▶ **WHAT THE TASK ASKS**:
Give every line of the items below as a numbered list, skipping blank lines and leaving out the pictures.

▶ **DATA EXCERPTS**:

┄┄┄┄┄┄

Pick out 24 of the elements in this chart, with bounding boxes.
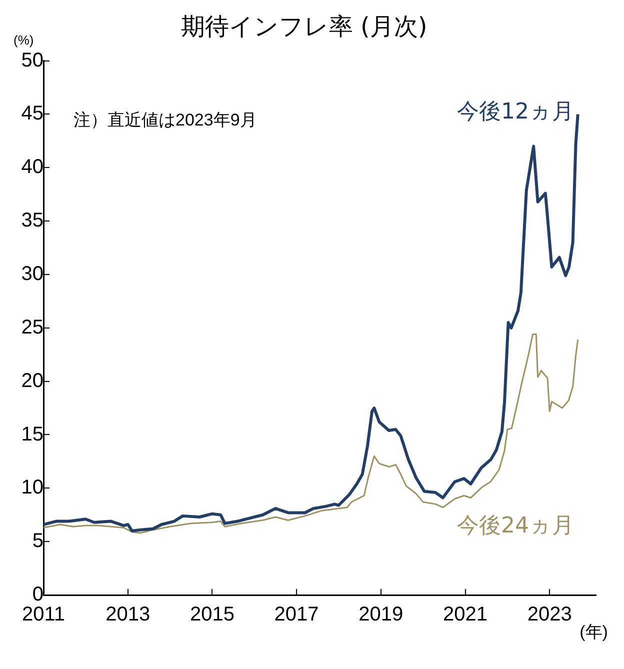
chart-title: 期待インフレ率 (月次) bbox=[180, 12, 428, 41]
y-tick-label: 10 bbox=[21, 476, 44, 499]
x-tick-label: 2013 bbox=[106, 604, 150, 626]
annotation: 注）直近値は2023年9月 bbox=[74, 110, 257, 130]
y-tick-label: 15 bbox=[21, 423, 44, 446]
x-tick-label: 2017 bbox=[274, 604, 319, 626]
x-tick-label: 2019 bbox=[358, 604, 404, 626]
x-tick-label: 2011 bbox=[22, 604, 66, 626]
x-tick-label: 2023 bbox=[527, 604, 572, 626]
y-tick-label: 50 bbox=[21, 49, 44, 72]
series-label: 今後12ヵ月 bbox=[457, 100, 574, 125]
y-tick-label: 25 bbox=[21, 316, 44, 338]
x-tick-label: 2021 bbox=[443, 604, 488, 626]
x-tick-label: 2015 bbox=[190, 604, 234, 626]
y-axis-title: (%) bbox=[14, 32, 34, 48]
y-tick-label: 0 bbox=[32, 584, 44, 606]
y-tick-label: 40 bbox=[21, 156, 44, 178]
y-tick-label: 5 bbox=[32, 530, 44, 552]
series-label: 今後24ヵ月 bbox=[457, 514, 574, 539]
y-tick-label: 45 bbox=[21, 102, 44, 125]
y-tick-label: 35 bbox=[21, 210, 44, 232]
y-tick-label: 20 bbox=[21, 370, 44, 392]
x-axis-title: (年) bbox=[580, 622, 608, 642]
y-tick-label: 30 bbox=[21, 262, 44, 285]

┄┄┄┄┄┄

▶ **WRITTEN REPLY**:
1. Pick out 24 of the elements in this chart, with bounding boxes.
2. chart-title: 期待インフレ率 (月次) bbox=[180, 12, 428, 41]
3. y-tick-label: 10 bbox=[21, 476, 44, 499]
4. x-tick-label: 2013 bbox=[106, 604, 150, 626]
5. annotation: 注）直近値は2023年9月 bbox=[74, 110, 257, 130]
6. y-tick-label: 15 bbox=[21, 423, 44, 446]
7. x-tick-label: 2017 bbox=[274, 604, 319, 626]
8. x-tick-label: 2019 bbox=[358, 604, 404, 626]
9. x-tick-label: 2011 bbox=[22, 604, 66, 626]
10. x-tick-label: 2023 bbox=[527, 604, 572, 626]
11. y-tick-label: 50 bbox=[21, 49, 44, 72]
12. series-label: 今後12ヵ月 bbox=[457, 100, 574, 125]
13. y-tick-label: 25 bbox=[21, 316, 44, 338]
14. x-tick-label: 2021 bbox=[443, 604, 488, 626]
15. x-tick-label: 2015 bbox=[190, 604, 234, 626]
16. y-axis-title: (%) bbox=[14, 32, 34, 48]
17. y-tick-label: 0 bbox=[32, 584, 44, 606]
18. y-tick-label: 40 bbox=[21, 156, 44, 178]
19. y-tick-label: 5 bbox=[32, 530, 44, 552]
20. series-label: 今後24ヵ月 bbox=[457, 514, 574, 539]
21. y-tick-label: 45 bbox=[21, 102, 44, 125]
22. y-tick-label: 35 bbox=[21, 210, 44, 232]
23. y-tick-label: 20 bbox=[21, 370, 44, 392]
24. x-axis-title: (年) bbox=[580, 622, 608, 642]
25. y-tick-label: 30 bbox=[21, 262, 44, 285]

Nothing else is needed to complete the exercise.